- WHAT IS REQUIRED:
Every line below that holds the string "next" should be copied out.

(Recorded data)
• • •

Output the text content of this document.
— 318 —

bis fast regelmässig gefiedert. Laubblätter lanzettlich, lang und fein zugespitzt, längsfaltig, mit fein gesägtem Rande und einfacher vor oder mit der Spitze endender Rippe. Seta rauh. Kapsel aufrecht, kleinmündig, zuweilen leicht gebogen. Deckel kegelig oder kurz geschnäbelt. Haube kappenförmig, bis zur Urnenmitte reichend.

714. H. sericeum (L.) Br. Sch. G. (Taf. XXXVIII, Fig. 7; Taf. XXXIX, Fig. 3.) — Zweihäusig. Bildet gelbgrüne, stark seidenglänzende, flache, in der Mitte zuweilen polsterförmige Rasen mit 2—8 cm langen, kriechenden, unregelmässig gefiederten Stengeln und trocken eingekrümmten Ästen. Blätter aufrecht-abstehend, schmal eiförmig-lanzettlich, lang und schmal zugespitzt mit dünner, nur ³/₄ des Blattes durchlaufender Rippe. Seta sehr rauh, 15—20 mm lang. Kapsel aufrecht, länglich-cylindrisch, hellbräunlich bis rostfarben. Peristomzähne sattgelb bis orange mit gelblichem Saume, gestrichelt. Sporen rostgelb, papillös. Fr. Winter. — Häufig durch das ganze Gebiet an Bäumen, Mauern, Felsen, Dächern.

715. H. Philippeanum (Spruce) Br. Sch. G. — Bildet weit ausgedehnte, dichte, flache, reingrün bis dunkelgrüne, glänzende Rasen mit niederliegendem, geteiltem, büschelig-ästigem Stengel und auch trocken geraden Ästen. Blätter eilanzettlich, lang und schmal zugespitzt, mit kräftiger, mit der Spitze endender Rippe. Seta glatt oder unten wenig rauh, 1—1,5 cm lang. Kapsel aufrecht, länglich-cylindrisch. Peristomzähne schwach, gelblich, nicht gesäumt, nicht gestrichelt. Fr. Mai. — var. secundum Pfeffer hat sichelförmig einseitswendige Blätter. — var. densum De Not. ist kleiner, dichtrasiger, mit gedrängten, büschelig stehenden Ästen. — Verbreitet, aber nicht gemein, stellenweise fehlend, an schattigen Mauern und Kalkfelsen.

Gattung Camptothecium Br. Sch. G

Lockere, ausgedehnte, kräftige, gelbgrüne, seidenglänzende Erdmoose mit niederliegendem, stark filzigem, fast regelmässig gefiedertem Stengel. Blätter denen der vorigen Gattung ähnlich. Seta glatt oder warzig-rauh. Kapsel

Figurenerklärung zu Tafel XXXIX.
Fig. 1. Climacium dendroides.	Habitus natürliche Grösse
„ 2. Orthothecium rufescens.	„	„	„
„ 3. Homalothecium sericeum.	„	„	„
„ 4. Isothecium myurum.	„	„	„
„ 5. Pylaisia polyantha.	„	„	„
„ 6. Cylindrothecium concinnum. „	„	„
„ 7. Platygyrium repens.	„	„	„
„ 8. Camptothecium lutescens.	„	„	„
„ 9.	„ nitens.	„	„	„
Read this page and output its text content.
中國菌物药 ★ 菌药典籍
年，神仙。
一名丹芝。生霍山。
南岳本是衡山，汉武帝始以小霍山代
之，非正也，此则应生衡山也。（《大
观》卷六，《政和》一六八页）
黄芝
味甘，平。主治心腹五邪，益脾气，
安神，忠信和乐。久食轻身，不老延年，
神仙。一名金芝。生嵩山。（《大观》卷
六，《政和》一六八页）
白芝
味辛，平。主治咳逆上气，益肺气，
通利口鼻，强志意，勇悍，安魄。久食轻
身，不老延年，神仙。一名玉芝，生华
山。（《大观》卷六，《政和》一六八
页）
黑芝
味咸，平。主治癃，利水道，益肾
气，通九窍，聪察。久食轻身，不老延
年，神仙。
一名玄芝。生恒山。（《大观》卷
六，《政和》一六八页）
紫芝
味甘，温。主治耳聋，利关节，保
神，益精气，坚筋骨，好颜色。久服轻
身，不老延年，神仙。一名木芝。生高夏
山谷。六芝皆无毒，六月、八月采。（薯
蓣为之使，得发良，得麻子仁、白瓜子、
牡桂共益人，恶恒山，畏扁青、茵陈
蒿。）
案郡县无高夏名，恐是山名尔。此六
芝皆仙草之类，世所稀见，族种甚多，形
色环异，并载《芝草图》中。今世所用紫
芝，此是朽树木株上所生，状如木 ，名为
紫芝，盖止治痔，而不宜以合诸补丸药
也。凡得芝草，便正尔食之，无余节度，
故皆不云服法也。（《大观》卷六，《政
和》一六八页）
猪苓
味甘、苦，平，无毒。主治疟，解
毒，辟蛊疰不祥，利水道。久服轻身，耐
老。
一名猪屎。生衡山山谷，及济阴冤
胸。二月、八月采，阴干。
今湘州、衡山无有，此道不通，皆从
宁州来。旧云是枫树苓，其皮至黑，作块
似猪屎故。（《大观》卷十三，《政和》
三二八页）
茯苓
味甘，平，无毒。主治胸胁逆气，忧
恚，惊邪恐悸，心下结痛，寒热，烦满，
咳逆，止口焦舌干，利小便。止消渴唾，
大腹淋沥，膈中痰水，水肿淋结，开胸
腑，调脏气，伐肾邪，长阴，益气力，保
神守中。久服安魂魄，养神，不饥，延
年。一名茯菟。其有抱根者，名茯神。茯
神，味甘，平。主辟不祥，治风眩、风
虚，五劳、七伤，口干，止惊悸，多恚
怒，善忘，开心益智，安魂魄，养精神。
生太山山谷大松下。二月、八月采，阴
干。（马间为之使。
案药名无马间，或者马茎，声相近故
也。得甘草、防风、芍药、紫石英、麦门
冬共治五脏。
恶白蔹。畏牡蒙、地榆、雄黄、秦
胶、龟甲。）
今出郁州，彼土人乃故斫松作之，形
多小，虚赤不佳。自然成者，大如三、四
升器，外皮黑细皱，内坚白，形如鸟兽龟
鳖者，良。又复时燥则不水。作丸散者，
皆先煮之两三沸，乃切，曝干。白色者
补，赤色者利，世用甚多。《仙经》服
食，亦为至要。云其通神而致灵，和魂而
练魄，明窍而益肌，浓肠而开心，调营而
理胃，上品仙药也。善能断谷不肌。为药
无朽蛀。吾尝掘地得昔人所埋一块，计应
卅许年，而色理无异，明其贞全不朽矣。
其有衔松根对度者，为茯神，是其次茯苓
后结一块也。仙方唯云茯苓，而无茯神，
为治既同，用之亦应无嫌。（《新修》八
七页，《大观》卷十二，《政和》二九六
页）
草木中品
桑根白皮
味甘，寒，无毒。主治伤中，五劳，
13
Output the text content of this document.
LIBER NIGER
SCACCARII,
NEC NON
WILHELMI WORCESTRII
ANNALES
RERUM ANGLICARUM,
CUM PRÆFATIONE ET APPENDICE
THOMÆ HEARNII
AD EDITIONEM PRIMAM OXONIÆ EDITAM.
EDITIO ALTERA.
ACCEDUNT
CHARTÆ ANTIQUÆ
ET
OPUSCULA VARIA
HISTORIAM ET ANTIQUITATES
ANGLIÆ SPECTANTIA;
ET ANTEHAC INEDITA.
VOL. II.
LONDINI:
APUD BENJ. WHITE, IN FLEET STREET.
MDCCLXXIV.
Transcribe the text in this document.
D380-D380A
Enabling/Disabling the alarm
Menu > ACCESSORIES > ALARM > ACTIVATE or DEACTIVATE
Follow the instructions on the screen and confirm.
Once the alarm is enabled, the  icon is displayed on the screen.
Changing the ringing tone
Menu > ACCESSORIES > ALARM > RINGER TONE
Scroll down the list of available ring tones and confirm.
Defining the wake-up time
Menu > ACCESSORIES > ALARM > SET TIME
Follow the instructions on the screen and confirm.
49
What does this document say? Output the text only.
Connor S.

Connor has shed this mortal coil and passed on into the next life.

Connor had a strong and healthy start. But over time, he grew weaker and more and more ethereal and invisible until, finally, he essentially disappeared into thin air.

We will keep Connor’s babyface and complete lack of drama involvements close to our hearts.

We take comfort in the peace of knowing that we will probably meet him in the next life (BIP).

• • •

- WRITTEN RESPONSE:
Connor has shed this mortal coil and passed on into the next life.
We take comfort in the peace of knowing that we will probably meet him in the next life (BIP).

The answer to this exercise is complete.